## Work to do
Transcribe all of the records precisely as they are presented.

## Records for this task
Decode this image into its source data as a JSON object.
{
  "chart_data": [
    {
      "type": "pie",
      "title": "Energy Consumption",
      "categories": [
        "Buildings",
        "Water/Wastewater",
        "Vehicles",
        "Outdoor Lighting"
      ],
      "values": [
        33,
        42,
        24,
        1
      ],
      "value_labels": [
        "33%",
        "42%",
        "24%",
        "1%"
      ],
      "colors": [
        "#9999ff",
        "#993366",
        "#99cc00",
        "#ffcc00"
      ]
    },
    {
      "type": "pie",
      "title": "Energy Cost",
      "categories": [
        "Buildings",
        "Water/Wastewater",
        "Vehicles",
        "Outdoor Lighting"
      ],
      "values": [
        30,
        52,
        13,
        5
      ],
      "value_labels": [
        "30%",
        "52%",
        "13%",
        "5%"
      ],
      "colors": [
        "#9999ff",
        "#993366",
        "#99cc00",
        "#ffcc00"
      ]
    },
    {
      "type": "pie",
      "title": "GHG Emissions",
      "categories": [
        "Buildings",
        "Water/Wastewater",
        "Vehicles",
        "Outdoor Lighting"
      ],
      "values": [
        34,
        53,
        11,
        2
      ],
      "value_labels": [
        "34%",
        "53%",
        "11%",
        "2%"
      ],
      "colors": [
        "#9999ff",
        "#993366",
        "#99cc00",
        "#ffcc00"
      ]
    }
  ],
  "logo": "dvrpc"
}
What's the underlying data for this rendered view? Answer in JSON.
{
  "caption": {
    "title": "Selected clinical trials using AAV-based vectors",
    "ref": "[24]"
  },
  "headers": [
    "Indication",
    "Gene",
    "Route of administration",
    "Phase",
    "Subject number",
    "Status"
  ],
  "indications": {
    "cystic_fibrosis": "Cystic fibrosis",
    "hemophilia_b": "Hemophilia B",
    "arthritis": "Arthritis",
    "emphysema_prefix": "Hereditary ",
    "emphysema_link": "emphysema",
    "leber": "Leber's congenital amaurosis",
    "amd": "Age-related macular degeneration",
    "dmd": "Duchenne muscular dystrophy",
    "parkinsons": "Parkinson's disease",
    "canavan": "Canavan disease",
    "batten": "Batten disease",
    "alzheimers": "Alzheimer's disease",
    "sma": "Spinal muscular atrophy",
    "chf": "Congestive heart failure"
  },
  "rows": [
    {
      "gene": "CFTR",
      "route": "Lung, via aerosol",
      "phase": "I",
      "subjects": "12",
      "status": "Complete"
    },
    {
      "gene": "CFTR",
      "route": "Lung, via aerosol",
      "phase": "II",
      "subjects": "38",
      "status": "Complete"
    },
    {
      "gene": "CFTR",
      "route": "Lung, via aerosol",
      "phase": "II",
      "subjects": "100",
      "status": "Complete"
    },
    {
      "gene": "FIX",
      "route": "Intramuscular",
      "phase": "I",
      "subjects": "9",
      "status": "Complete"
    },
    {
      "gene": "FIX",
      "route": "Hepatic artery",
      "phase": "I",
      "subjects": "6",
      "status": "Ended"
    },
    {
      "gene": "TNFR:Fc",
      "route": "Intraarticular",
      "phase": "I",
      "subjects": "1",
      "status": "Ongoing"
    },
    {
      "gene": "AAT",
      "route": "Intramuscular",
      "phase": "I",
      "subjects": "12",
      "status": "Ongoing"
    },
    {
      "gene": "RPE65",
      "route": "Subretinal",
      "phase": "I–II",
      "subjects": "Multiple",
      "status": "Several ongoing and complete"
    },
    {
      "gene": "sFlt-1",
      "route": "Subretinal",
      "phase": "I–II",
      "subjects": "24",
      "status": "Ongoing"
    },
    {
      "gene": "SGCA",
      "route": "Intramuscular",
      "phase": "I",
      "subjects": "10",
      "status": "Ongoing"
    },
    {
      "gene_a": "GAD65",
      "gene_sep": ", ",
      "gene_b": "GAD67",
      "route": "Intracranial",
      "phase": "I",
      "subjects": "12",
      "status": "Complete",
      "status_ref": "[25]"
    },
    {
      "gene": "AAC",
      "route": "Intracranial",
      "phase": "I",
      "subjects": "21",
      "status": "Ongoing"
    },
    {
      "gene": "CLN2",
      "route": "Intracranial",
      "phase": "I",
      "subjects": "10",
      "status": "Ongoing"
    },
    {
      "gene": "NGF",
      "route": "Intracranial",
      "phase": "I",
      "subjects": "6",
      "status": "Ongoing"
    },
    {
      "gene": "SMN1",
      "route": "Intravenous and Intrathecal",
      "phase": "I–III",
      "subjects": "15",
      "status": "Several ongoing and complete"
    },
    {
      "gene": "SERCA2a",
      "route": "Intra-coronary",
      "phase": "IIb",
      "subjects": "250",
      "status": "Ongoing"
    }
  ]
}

## Answer in full
Decode this image into its source data as a JSON object.
{
  "chart_data": [
    {
      "type": "pie",
      "title": "Energy Consumption",
      "categories": [
        "Buildings",
        "Water/Wastewater",
        "Vehicles",
        "Outdoor Lighting"
      ],
      "values": [
        33,
        42,
        24,
        1
      ],
      "value_labels": [
        "33%",
        "42%",
        "24%",
        "1%"
      ],
      "colors": [
        "#9999ff",
        "#993366",
        "#99cc00",
        "#ffcc00"
      ]
    },
    {
      "type": "pie",
      "title": "Energy Cost",
      "categories": [
        "Buildings",
        "Water/Wastewater",
        "Vehicles",
        "Outdoor Lighting"
      ],
      "values": [
        30,
        52,
        13,
        5
      ],
      "value_labels": [
        "30%",
        "52%",
        "13%",
        "5%"
      ],
      "colors": [
        "#9999ff",
        "#993366",
        "#99cc00",
        "#ffcc00"
      ]
    },
    {
      "type": "pie",
      "title": "GHG Emissions",
      "categories": [
        "Buildings",
        "Water/Wastewater",
        "Vehicles",
        "Outdoor Lighting"
      ],
      "values": [
        34,
        53,
        11,
        2
      ],
      "value_labels": [
        "34%",
        "53%",
        "11%",
        "2%"
      ],
      "colors": [
        "#9999ff",
        "#993366",
        "#99cc00",
        "#ffcc00"
      ]
    }
  ],
  "logo": "dvrpc"
}
What's the underlying data for this rendered view? Answer in JSON.
{
  "caption": {
    "title": "Selected clinical trials using AAV-based vectors",
    "ref": "[24]"
  },
  "headers": [
    "Indication",
    "Gene",
    "Route of administration",
    "Phase",
    "Subject number",
    "Status"
  ],
  "indications": {
    "cystic_fibrosis": "Cystic fibrosis",
    "hemophilia_b": "Hemophilia B",
    "arthritis": "Arthritis",
    "emphysema_prefix": "Hereditary ",
    "emphysema_link": "emphysema",
    "leber": "Leber's congenital amaurosis",
    "amd": "Age-related macular degeneration",
    "dmd": "Duchenne muscular dystrophy",
    "parkinsons": "Parkinson's disease",
    "canavan": "Canavan disease",
    "batten": "Batten disease",
    "alzheimers": "Alzheimer's disease",
    "sma": "Spinal muscular atrophy",
    "chf": "Congestive heart failure"
  },
  "rows": [
    {
      "gene": "CFTR",
      "route": "Lung, via aerosol",
      "phase": "I",
      "subjects": "12",
      "status": "Complete"
    },
    {
      "gene": "CFTR",
      "route": "Lung, via aerosol",
      "phase": "II",
      "subjects": "38",
      "status": "Complete"
    },
    {
      "gene": "CFTR",
      "route": "Lung, via aerosol",
      "phase": "II",
      "subjects": "100",
      "status": "Complete"
    },
    {
      "gene": "FIX",
      "route": "Intramuscular",
      "phase": "I",
      "subjects": "9",
      "status": "Complete"
    },
    {
      "gene": "FIX",
      "route": "Hepatic artery",
      "phase": "I",
      "subjects": "6",
      "status": "Ended"
    },
    {
      "gene": "TNFR:Fc",
      "route": "Intraarticular",
      "phase": "I",
      "subjects": "1",
      "status": "Ongoing"
    },
    {
      "gene": "AAT",
      "route": "Intramuscular",
      "phase": "I",
      "subjects": "12",
      "status": "Ongoing"
    },
    {
      "gene": "RPE65",
      "route": "Subretinal",
      "phase": "I–II",
      "subjects": "Multiple",
      "status": "Several ongoing and complete"
    },
    {
      "gene": "sFlt-1",
      "route": "Subretinal",
      "phase": "I–II",
      "subjects": "24",
      "status": "Ongoing"
    },
    {
      "gene": "SGCA",
      "route": "Intramuscular",
      "phase": "I",
      "subjects": "10",
      "status": "Ongoing"
    },
    {
      "gene_a": "GAD65",
      "gene_sep": ", ",
      "gene_b": "GAD67",
      "route": "Intracranial",
      "phase": "I",
      "subjects": "12",
      "status": "Complete",
      "status_ref": "[25]"
    },
    {
      "gene": "AAC",
      "route": "Intracranial",
      "phase": "I",
      "subjects": "21",
      "status": "Ongoing"
    },
    {
      "gene": "CLN2",
      "route": "Intracranial",
      "phase": "I",
      "subjects": "10",
      "status": "Ongoing"
    },
    {
      "gene": "NGF",
      "route": "Intracranial",
      "phase": "I",
      "subjects": "6",
      "status": "Ongoing"
    },
    {
      "gene": "SMN1",
      "route": "Intravenous and Intrathecal",
      "phase": "I–III",
      "subjects": "15",
      "status": "Several ongoing and complete"
    },
    {
      "gene": "SERCA2a",
      "route": "Intra-coronary",
      "phase": "IIb",
      "subjects": "250",
      "status": "Ongoing"
    }
  ]
}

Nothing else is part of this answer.